**TASK DETAILS**. Every line of the data that contains the string "this" must be copied.

Data extracted from a collection
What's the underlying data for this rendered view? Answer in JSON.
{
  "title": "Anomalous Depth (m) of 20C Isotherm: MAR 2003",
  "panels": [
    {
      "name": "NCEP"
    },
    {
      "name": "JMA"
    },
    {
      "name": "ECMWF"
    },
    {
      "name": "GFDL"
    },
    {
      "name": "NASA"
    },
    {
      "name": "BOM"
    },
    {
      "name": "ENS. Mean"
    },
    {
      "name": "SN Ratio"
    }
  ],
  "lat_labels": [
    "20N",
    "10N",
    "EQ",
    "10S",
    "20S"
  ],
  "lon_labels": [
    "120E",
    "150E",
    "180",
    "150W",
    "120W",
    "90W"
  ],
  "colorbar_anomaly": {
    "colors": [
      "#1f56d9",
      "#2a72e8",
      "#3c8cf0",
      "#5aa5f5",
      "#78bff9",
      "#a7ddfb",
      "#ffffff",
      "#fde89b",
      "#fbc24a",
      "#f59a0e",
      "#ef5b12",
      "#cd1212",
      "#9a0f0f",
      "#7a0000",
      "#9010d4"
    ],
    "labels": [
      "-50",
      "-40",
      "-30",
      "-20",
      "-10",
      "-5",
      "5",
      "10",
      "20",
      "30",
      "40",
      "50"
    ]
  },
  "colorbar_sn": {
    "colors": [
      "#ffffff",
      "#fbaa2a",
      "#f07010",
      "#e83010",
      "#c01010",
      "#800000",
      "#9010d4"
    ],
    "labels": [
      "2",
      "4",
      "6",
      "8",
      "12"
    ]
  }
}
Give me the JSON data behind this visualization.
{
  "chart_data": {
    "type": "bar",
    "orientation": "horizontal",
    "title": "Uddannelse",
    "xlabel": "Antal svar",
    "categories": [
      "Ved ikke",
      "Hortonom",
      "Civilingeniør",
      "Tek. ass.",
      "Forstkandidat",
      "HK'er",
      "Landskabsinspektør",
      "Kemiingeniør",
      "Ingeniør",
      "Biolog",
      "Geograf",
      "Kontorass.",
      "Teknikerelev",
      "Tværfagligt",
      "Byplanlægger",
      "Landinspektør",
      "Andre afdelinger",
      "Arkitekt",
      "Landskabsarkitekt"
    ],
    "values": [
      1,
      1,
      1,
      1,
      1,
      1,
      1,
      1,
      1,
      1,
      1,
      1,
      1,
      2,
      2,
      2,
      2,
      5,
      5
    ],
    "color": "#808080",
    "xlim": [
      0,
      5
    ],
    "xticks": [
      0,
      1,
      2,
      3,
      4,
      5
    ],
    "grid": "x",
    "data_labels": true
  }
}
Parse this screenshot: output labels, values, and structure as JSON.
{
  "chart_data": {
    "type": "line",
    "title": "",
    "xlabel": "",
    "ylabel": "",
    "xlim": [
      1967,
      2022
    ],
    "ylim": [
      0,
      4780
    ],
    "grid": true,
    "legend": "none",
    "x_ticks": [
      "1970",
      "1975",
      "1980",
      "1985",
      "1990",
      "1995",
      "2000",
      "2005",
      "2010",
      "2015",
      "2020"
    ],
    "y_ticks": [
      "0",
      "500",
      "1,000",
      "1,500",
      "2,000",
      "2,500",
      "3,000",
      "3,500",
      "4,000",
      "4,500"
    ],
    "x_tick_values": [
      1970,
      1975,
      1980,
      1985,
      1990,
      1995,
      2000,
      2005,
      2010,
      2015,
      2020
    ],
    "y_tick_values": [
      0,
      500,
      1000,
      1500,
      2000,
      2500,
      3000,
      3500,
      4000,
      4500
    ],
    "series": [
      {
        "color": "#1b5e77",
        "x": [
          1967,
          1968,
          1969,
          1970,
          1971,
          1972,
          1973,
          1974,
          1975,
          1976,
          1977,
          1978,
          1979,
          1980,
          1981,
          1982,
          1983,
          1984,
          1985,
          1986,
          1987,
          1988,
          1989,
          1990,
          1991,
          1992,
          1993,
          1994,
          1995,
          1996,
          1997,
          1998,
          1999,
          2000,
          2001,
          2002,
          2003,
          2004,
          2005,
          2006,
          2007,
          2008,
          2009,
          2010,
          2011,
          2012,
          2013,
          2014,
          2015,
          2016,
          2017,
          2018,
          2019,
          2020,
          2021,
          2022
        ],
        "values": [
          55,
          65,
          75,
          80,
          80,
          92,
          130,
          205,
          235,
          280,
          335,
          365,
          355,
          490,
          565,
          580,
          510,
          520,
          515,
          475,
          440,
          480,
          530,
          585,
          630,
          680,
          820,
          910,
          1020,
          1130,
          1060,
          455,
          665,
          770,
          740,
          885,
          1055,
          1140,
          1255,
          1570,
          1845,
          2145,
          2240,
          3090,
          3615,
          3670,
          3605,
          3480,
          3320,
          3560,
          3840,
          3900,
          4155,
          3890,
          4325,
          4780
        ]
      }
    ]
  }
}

**THE RESPONSE**.
What's the underlying data for this rendered view? Answer in JSON.
Give me the JSON data behind this visualization.
Parse this screenshot: output labels, values, and structure as JSON.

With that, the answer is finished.